Search the listing below for "source". Copy each matching line.

-*-

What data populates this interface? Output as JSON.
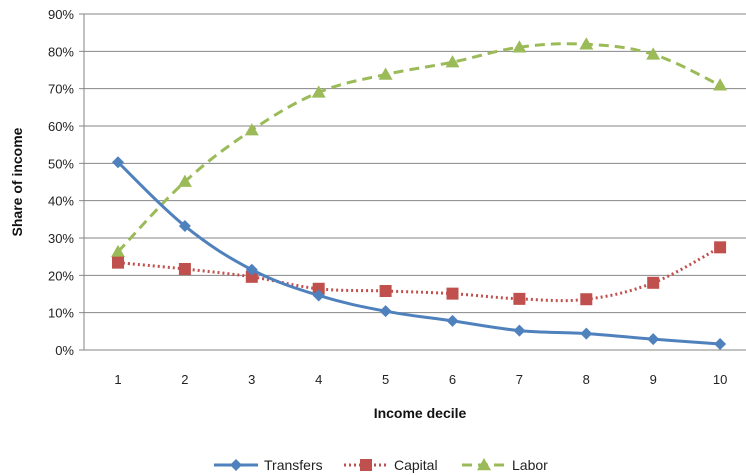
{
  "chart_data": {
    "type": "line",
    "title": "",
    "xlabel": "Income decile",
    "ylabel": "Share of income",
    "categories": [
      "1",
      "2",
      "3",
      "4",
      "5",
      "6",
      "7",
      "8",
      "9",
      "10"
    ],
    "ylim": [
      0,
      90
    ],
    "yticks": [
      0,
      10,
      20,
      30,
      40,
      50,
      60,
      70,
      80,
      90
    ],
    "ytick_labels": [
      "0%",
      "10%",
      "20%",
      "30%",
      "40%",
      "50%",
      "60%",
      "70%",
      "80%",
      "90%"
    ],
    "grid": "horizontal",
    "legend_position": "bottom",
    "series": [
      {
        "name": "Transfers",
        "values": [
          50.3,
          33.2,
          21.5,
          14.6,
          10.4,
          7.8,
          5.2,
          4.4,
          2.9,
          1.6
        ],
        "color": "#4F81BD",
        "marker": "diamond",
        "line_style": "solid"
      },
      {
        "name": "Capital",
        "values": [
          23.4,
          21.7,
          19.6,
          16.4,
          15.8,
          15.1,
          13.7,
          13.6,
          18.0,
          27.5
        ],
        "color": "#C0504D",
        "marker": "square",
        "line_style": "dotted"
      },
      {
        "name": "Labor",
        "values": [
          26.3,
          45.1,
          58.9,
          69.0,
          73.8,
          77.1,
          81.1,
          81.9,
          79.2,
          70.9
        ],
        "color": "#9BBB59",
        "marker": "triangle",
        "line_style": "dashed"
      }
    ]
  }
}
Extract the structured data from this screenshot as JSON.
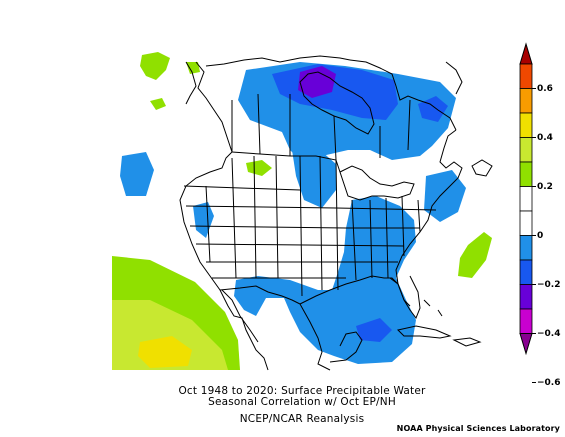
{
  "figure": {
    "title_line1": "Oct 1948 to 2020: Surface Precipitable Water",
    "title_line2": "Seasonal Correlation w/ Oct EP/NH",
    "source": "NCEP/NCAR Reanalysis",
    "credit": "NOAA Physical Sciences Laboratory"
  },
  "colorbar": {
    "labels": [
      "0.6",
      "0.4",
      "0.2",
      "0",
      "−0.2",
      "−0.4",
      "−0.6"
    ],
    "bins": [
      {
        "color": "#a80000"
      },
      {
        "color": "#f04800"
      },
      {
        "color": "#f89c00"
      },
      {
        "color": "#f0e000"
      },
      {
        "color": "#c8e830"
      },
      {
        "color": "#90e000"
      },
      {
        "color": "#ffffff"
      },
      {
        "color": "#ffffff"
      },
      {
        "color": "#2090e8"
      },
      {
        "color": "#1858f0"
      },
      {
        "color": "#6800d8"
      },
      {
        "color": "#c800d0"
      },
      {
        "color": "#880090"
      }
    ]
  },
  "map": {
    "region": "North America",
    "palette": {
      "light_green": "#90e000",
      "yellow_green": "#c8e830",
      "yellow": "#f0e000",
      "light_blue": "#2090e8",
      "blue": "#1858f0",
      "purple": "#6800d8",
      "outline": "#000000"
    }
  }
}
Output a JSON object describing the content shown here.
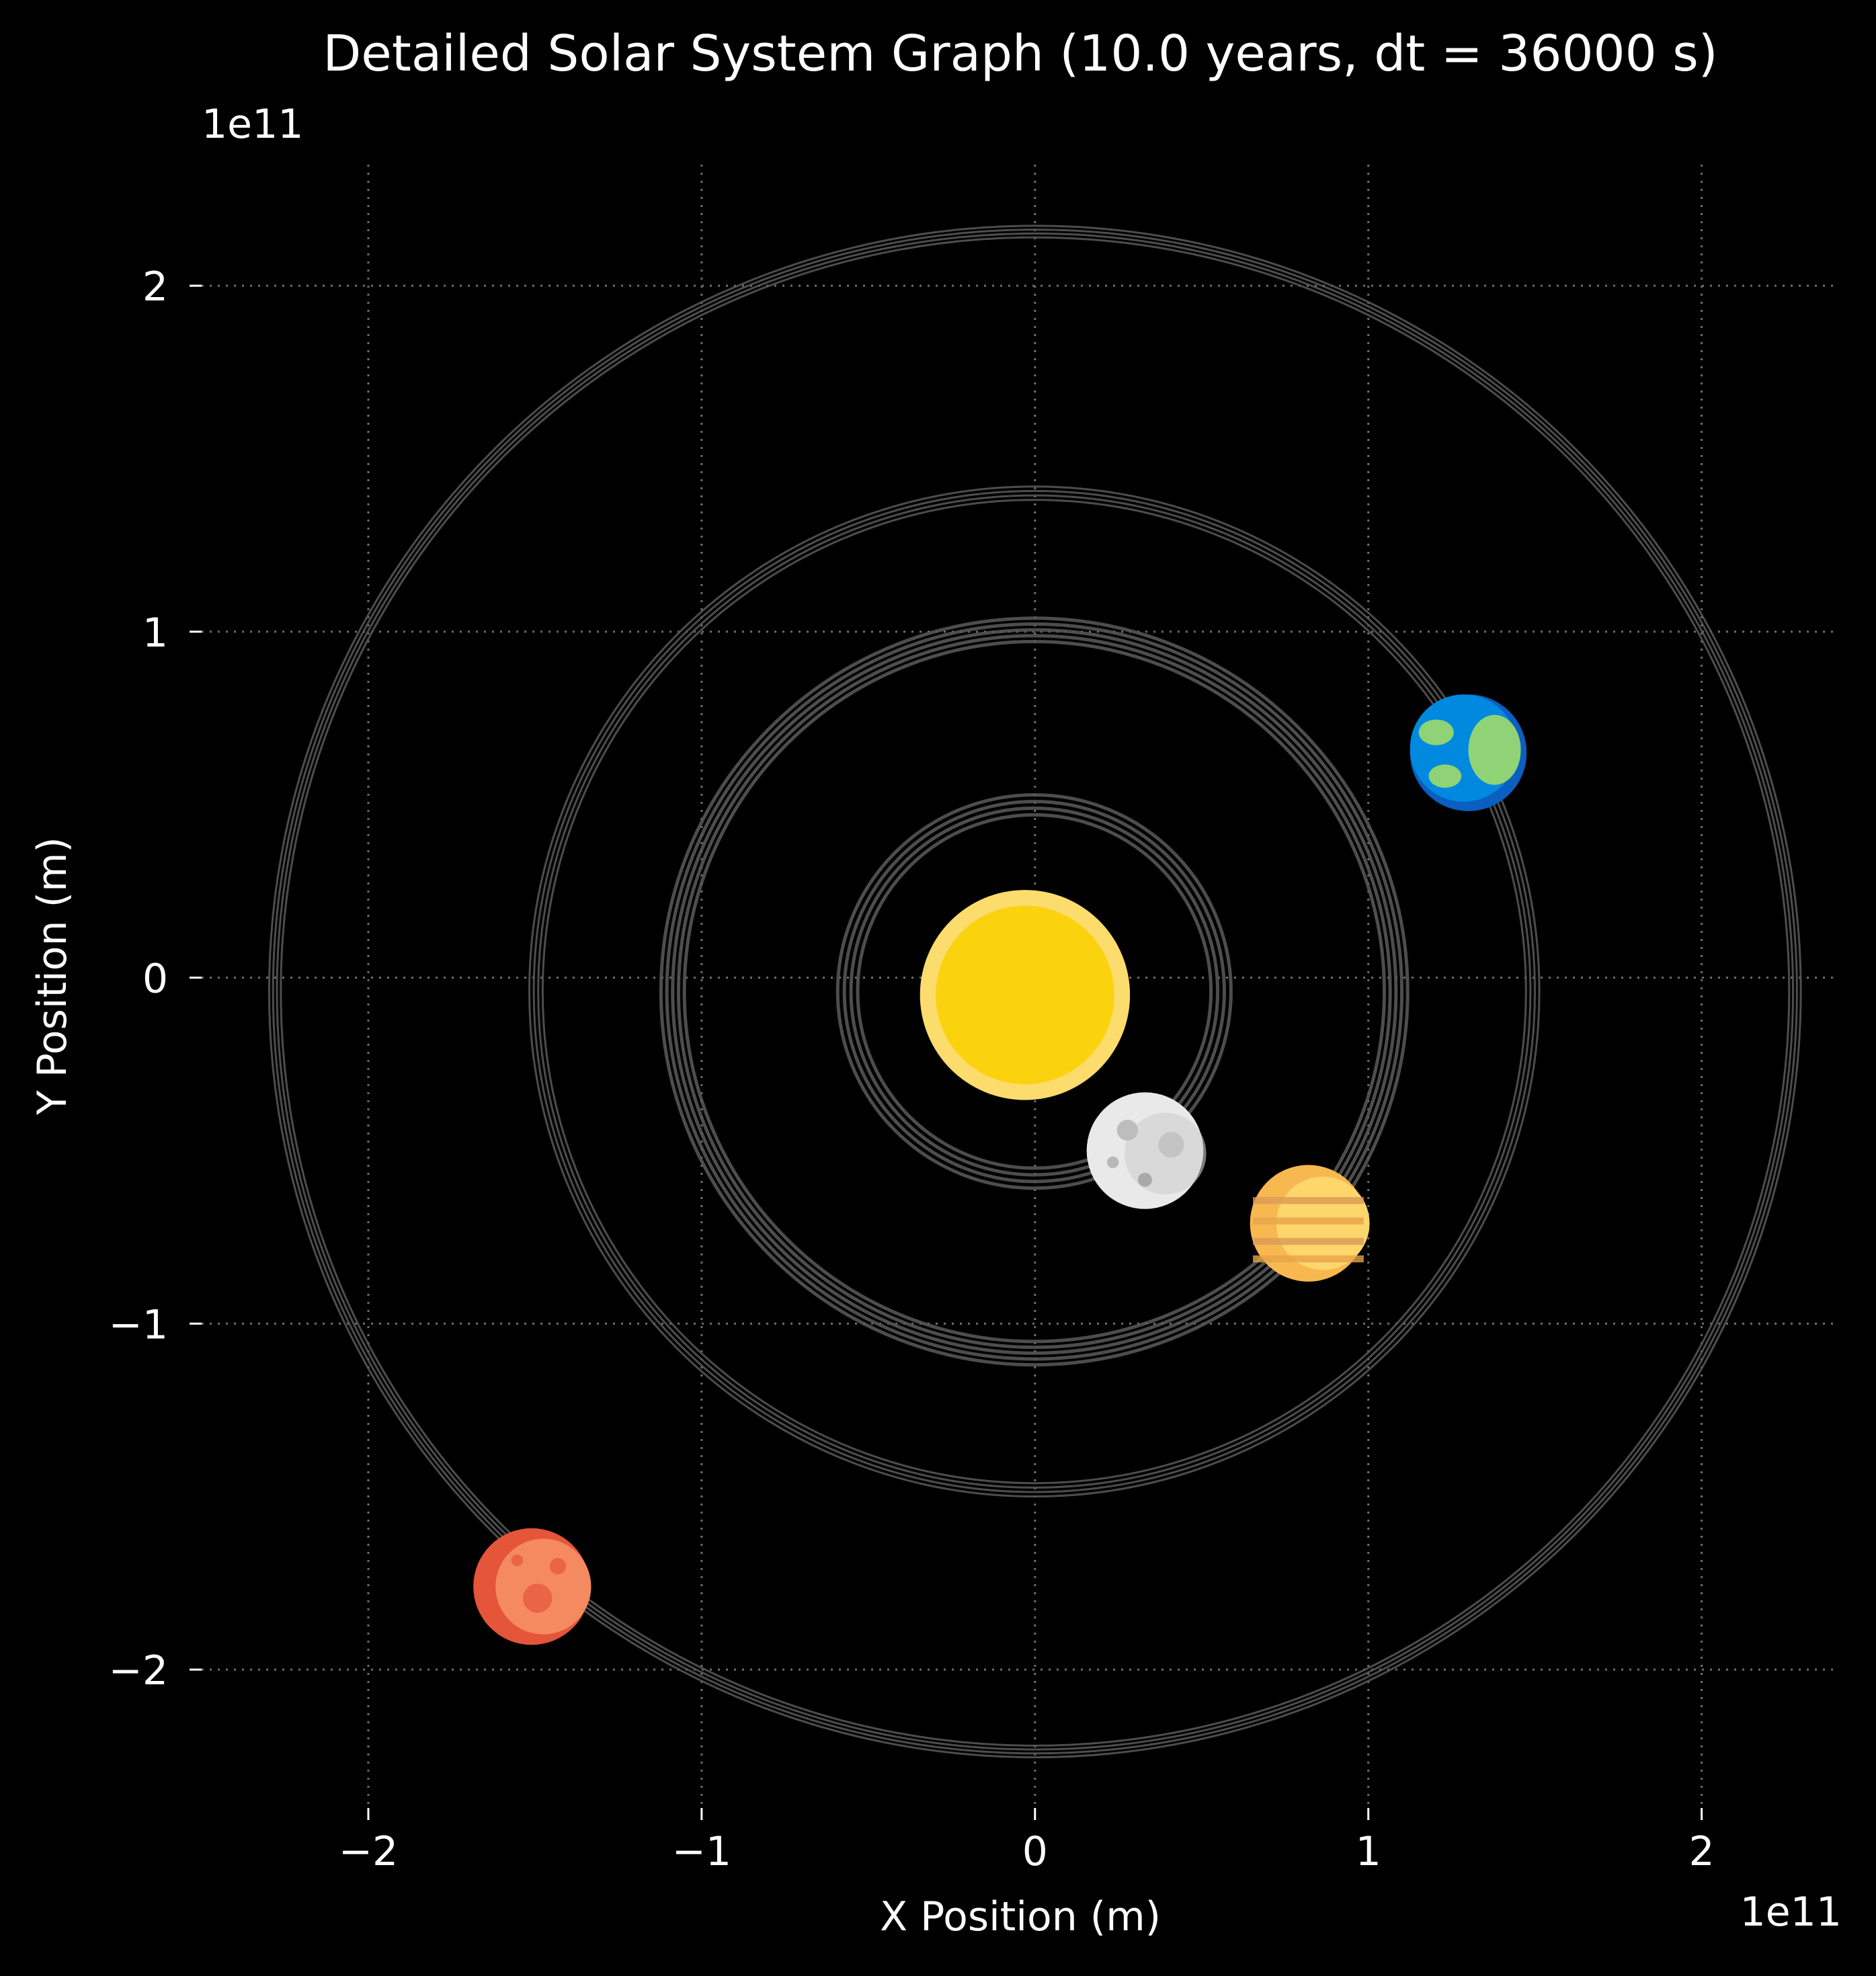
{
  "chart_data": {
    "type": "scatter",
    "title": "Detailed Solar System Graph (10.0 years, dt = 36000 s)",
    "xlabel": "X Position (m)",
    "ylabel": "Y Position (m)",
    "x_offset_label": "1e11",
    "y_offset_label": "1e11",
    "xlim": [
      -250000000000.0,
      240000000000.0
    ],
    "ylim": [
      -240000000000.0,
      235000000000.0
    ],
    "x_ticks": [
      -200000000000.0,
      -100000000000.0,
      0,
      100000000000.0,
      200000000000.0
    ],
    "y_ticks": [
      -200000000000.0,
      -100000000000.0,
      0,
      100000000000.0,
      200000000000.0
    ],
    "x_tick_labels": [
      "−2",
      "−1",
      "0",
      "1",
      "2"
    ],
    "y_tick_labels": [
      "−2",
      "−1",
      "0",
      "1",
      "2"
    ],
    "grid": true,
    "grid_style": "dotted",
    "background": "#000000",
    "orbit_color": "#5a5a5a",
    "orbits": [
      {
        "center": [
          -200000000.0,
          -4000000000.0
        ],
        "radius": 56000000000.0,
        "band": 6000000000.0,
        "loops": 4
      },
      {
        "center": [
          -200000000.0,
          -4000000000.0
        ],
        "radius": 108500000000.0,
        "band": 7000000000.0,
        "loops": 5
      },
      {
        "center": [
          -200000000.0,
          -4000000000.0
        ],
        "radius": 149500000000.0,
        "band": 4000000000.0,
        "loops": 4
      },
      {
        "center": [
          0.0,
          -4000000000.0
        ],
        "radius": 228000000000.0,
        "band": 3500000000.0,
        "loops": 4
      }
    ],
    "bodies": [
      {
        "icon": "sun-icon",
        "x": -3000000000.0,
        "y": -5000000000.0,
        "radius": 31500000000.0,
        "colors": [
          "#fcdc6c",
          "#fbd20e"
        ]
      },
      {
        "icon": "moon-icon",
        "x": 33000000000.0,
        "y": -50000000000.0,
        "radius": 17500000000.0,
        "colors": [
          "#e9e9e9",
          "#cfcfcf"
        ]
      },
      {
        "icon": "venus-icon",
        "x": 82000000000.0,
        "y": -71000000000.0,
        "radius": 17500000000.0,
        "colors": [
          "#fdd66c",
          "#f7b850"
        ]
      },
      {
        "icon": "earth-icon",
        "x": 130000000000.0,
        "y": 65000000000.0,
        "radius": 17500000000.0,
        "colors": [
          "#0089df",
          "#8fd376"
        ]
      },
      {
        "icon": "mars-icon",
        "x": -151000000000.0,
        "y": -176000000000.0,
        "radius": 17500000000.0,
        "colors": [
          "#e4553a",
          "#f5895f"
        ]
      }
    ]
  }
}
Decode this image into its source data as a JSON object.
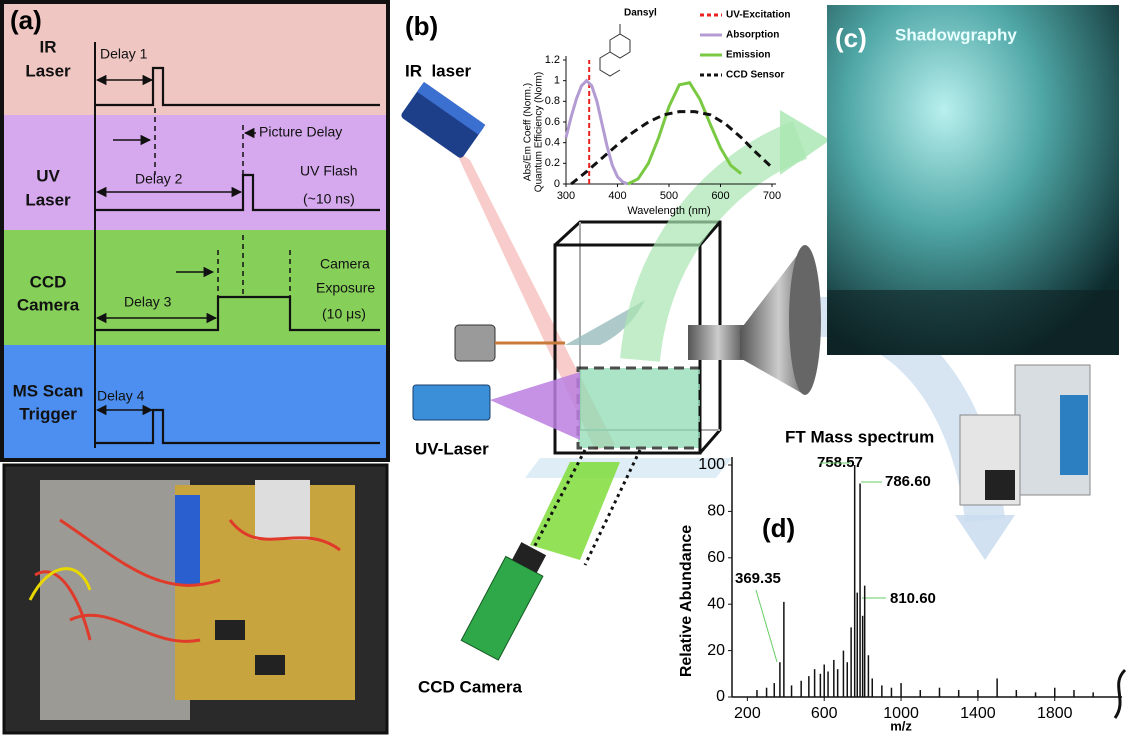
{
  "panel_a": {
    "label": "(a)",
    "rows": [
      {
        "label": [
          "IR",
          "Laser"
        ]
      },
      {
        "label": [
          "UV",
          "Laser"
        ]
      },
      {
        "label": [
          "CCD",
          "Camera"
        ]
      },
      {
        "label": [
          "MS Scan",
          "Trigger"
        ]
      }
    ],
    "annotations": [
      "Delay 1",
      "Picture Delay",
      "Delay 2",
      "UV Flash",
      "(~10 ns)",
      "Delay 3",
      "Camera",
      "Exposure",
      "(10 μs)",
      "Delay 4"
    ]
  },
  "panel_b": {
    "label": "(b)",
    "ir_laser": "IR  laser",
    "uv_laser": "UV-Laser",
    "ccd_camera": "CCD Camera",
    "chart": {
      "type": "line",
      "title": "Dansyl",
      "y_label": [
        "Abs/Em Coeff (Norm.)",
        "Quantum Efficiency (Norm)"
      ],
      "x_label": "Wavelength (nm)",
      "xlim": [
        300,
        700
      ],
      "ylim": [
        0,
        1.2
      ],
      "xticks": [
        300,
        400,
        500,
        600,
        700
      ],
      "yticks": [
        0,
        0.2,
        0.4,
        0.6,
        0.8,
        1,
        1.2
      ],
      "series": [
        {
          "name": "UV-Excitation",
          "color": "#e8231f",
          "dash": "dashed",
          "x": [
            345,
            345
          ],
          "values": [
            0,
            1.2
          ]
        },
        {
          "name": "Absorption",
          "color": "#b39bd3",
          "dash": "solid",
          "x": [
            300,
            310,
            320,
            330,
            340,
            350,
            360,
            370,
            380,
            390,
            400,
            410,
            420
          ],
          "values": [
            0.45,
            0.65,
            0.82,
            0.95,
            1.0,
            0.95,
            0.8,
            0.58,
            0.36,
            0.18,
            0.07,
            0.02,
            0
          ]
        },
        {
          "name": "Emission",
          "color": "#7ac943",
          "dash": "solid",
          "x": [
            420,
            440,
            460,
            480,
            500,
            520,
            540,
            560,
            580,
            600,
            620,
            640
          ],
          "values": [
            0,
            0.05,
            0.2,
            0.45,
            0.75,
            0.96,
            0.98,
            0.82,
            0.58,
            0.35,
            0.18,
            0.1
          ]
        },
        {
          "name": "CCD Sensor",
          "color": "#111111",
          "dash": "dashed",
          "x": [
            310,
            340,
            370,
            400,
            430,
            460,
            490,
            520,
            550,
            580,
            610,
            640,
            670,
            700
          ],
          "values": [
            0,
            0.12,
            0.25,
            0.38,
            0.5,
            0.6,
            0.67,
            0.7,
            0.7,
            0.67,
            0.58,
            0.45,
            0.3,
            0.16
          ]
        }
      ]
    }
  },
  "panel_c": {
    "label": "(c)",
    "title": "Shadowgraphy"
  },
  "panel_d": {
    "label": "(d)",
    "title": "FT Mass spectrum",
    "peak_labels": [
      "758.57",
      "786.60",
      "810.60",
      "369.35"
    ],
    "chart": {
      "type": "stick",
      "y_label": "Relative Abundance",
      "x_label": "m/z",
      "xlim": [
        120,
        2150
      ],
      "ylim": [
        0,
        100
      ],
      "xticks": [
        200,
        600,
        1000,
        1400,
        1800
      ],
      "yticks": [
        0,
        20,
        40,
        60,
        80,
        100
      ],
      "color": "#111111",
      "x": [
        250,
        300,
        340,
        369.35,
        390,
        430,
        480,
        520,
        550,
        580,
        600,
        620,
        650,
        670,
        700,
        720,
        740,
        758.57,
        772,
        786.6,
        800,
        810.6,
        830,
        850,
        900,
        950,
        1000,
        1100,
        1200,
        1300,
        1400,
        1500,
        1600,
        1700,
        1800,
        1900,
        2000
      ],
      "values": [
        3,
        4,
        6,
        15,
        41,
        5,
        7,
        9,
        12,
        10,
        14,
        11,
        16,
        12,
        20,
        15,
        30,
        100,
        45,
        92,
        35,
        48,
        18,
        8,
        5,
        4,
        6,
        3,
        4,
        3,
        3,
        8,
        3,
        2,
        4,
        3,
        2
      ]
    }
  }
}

-*-

REPLY TO THE EXERCISE =>
    "source": "NCEP/NCAR Reanalysis",
Decode this image into its source data as a JSON object.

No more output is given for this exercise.